→ THE REQUEST: Look through the data below and count each line where the word "JSON" appears. Reply with the count alone.

→ TASK INPUTS:
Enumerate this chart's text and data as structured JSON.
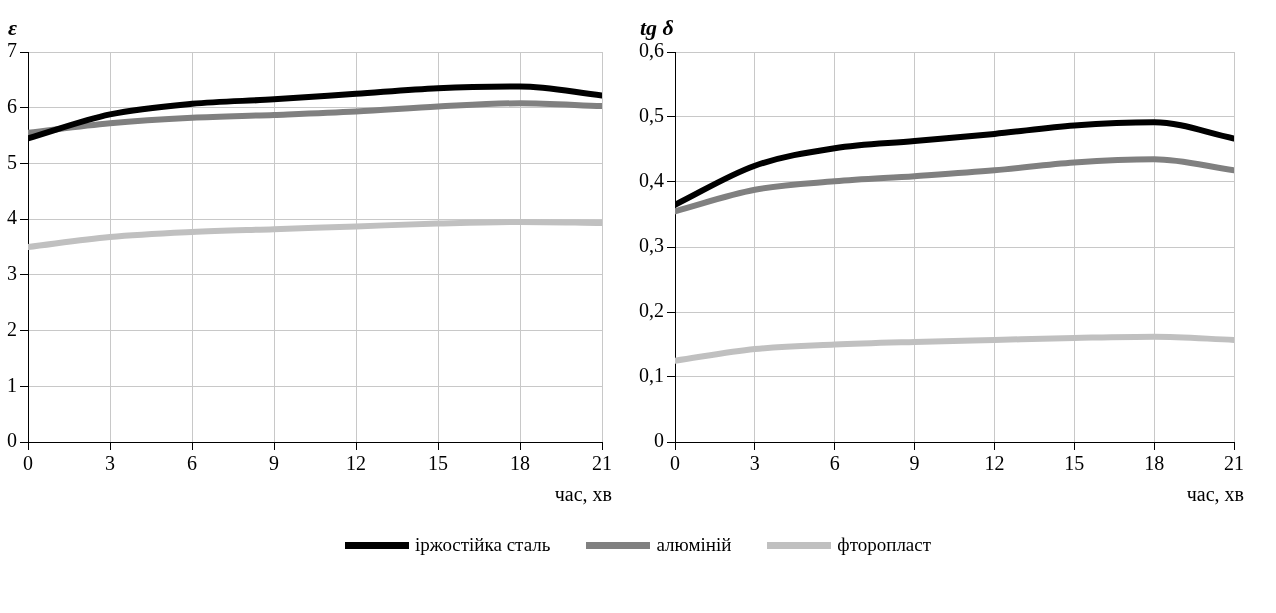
{
  "chart_data": [
    {
      "type": "line",
      "ylabel": "ε",
      "xlabel": "час, хв",
      "x": [
        0,
        3,
        6,
        9,
        12,
        15,
        18,
        21
      ],
      "xlim": [
        0,
        21
      ],
      "xticks": [
        0,
        3,
        6,
        9,
        12,
        15,
        18,
        21
      ],
      "ylim": [
        0,
        7
      ],
      "yticks": [
        0,
        1,
        2,
        3,
        4,
        5,
        6,
        7
      ],
      "grid": true,
      "legend": "bottom",
      "marker": "none",
      "line_style": "solid",
      "series": [
        {
          "name": "іржостійка сталь",
          "color": "#000000",
          "values": [
            5.45,
            5.88,
            6.07,
            6.15,
            6.25,
            6.35,
            6.38,
            6.22
          ]
        },
        {
          "name": "алюміній",
          "color": "#808080",
          "values": [
            5.55,
            5.72,
            5.82,
            5.87,
            5.93,
            6.02,
            6.08,
            6.03
          ]
        },
        {
          "name": "фторопласт",
          "color": "#c0c0c0",
          "values": [
            3.5,
            3.68,
            3.77,
            3.82,
            3.87,
            3.92,
            3.95,
            3.93
          ]
        }
      ]
    },
    {
      "type": "line",
      "ylabel": "tg δ",
      "xlabel": "час, хв",
      "x": [
        0,
        3,
        6,
        9,
        12,
        15,
        18,
        21
      ],
      "xlim": [
        0,
        21
      ],
      "xticks": [
        0,
        3,
        6,
        9,
        12,
        15,
        18,
        21
      ],
      "ylim": [
        0,
        0.6
      ],
      "yticks": [
        0,
        {
          "value": 0.1,
          "label": "0,1"
        },
        {
          "value": 0.2,
          "label": "0,2"
        },
        {
          "value": 0.3,
          "label": "0,3"
        },
        {
          "value": 0.4,
          "label": "0,4"
        },
        {
          "value": 0.5,
          "label": "0,5"
        },
        {
          "value": 0.6,
          "label": "0,6"
        }
      ],
      "grid": true,
      "marker": "none",
      "line_style": "solid",
      "series": [
        {
          "color": "#000000",
          "values": [
            0.365,
            0.425,
            0.452,
            0.463,
            0.474,
            0.487,
            0.492,
            0.467
          ]
        },
        {
          "color": "#808080",
          "values": [
            0.355,
            0.388,
            0.401,
            0.409,
            0.418,
            0.43,
            0.435,
            0.418
          ]
        },
        {
          "color": "#c0c0c0",
          "values": [
            0.125,
            0.143,
            0.15,
            0.154,
            0.157,
            0.16,
            0.162,
            0.157
          ]
        }
      ]
    }
  ]
}
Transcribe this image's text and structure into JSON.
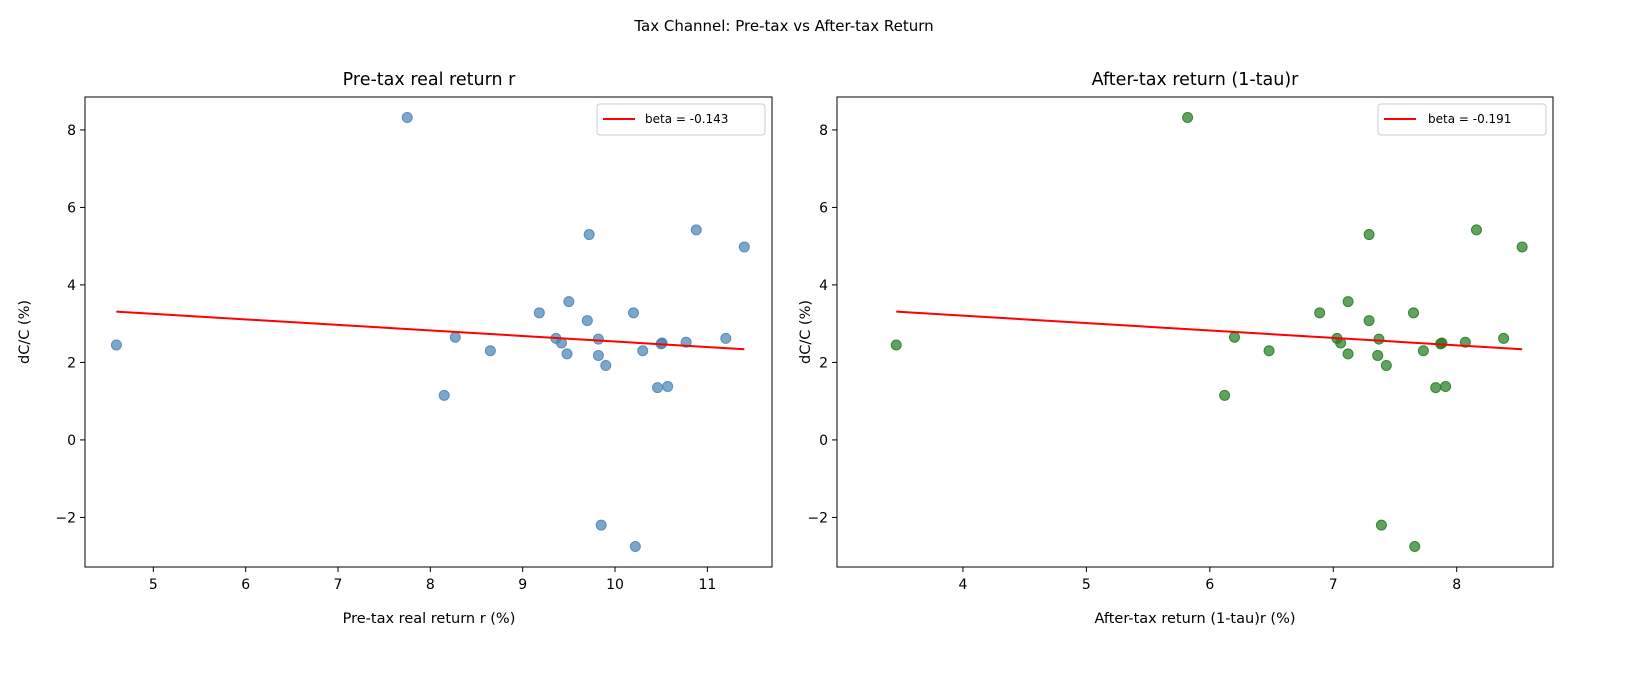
{
  "suptitle": "Tax Channel: Pre-tax vs After-tax Return",
  "chart_data": [
    {
      "type": "scatter",
      "title": "Pre-tax real return r",
      "xlabel": "Pre-tax real return r (%)",
      "ylabel": "dC/C (%)",
      "xlim": [
        4.26,
        11.7
      ],
      "ylim": [
        -3.28,
        8.85
      ],
      "xticks": [
        5,
        6,
        7,
        8,
        9,
        10,
        11
      ],
      "yticks": [
        -2,
        0,
        2,
        4,
        6,
        8
      ],
      "grid": false,
      "legend_position": "top-right",
      "point_color": "#4682b4",
      "x": [
        4.6,
        7.75,
        8.15,
        8.27,
        8.65,
        9.18,
        9.36,
        9.42,
        9.48,
        9.5,
        9.7,
        9.72,
        9.82,
        9.82,
        9.85,
        9.9,
        10.2,
        10.22,
        10.3,
        10.46,
        10.5,
        10.51,
        10.57,
        10.77,
        10.88,
        11.2,
        11.4
      ],
      "y": [
        2.45,
        8.32,
        1.15,
        2.65,
        2.3,
        3.28,
        2.62,
        2.5,
        2.22,
        3.57,
        3.08,
        5.3,
        2.6,
        2.18,
        -2.2,
        1.92,
        3.28,
        -2.75,
        2.3,
        1.35,
        2.48,
        2.5,
        1.38,
        2.52,
        5.42,
        2.62,
        4.98
      ],
      "fit": {
        "name": "beta = -0.143",
        "color": "#ff0000",
        "x": [
          4.6,
          11.4
        ],
        "y": [
          3.31,
          2.34
        ]
      }
    },
    {
      "type": "scatter",
      "title": "After-tax return (1-tau)r",
      "xlabel": "After-tax return (1-tau)r (%)",
      "ylabel": "dC/C (%)",
      "xlim": [
        2.98,
        8.78
      ],
      "ylim": [
        -3.28,
        8.85
      ],
      "xticks": [
        4,
        5,
        6,
        7,
        8
      ],
      "yticks": [
        -2,
        0,
        2,
        4,
        6,
        8
      ],
      "grid": false,
      "legend_position": "top-right",
      "point_color": "#1e7a1e",
      "x": [
        3.46,
        5.82,
        6.12,
        6.2,
        6.48,
        6.89,
        7.03,
        7.06,
        7.12,
        7.12,
        7.29,
        7.29,
        7.37,
        7.36,
        7.39,
        7.43,
        7.65,
        7.66,
        7.73,
        7.83,
        7.87,
        7.88,
        7.91,
        8.07,
        8.16,
        8.38,
        8.53
      ],
      "y": [
        2.45,
        8.32,
        1.15,
        2.65,
        2.3,
        3.28,
        2.62,
        2.5,
        2.22,
        3.57,
        3.08,
        5.3,
        2.6,
        2.18,
        -2.2,
        1.92,
        3.28,
        -2.75,
        2.3,
        1.35,
        2.48,
        2.5,
        1.38,
        2.52,
        5.42,
        2.62,
        4.98
      ],
      "fit": {
        "name": "beta = -0.191",
        "color": "#ff0000",
        "x": [
          3.46,
          8.53
        ],
        "y": [
          3.31,
          2.34
        ]
      }
    }
  ]
}
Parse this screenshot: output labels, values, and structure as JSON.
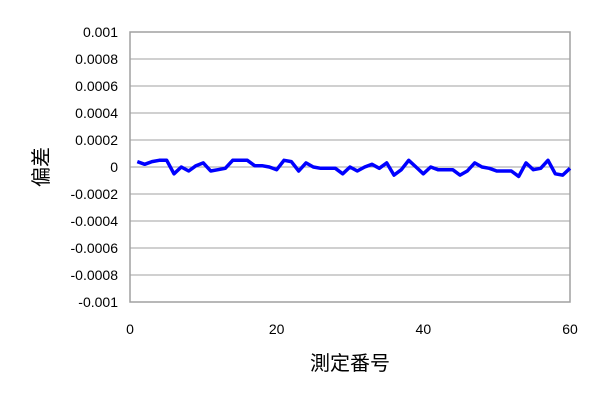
{
  "chart_data": {
    "type": "line",
    "title": "",
    "xlabel": "測定番号",
    "ylabel": "偏差",
    "xlim": [
      0,
      60
    ],
    "ylim": [
      -0.001,
      0.001
    ],
    "xticks": [
      "0",
      "20",
      "40",
      "60"
    ],
    "yticks": [
      "0.001",
      "0.0008",
      "0.0006",
      "0.0004",
      "0.0002",
      "0",
      "-0.0002",
      "-0.0004",
      "-0.0006",
      "-0.0008",
      "-0.001"
    ],
    "grid": "horizontal",
    "legend": "none",
    "series": [
      {
        "color": "#0000ff",
        "x": [
          1,
          2,
          3,
          4,
          5,
          6,
          7,
          8,
          9,
          10,
          11,
          12,
          13,
          14,
          15,
          16,
          17,
          18,
          19,
          20,
          21,
          22,
          23,
          24,
          25,
          26,
          27,
          28,
          29,
          30,
          31,
          32,
          33,
          34,
          35,
          36,
          37,
          38,
          39,
          40,
          41,
          42,
          43,
          44,
          45,
          46,
          47,
          48,
          49,
          50,
          51,
          52,
          53,
          54,
          55,
          56,
          57,
          58,
          59,
          60
        ],
        "values": [
          4e-05,
          2e-05,
          4e-05,
          5e-05,
          5e-05,
          -5e-05,
          0,
          -3e-05,
          1e-05,
          3e-05,
          -3e-05,
          -2e-05,
          -1e-05,
          5e-05,
          5e-05,
          5e-05,
          1e-05,
          1e-05,
          0,
          -2e-05,
          5e-05,
          4e-05,
          -3e-05,
          3e-05,
          0,
          -1e-05,
          -1e-05,
          -1e-05,
          -5e-05,
          0,
          -3e-05,
          0,
          2e-05,
          -1e-05,
          3e-05,
          -6e-05,
          -2e-05,
          5e-05,
          0,
          -5e-05,
          0,
          -2e-05,
          -2e-05,
          -2e-05,
          -6e-05,
          -3e-05,
          3e-05,
          0,
          -1e-05,
          -3e-05,
          -3e-05,
          -3e-05,
          -7e-05,
          3e-05,
          -2e-05,
          -1e-05,
          5e-05,
          -5e-05,
          -6e-05,
          -1e-05
        ]
      }
    ]
  }
}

→ FINAL RESULT: 3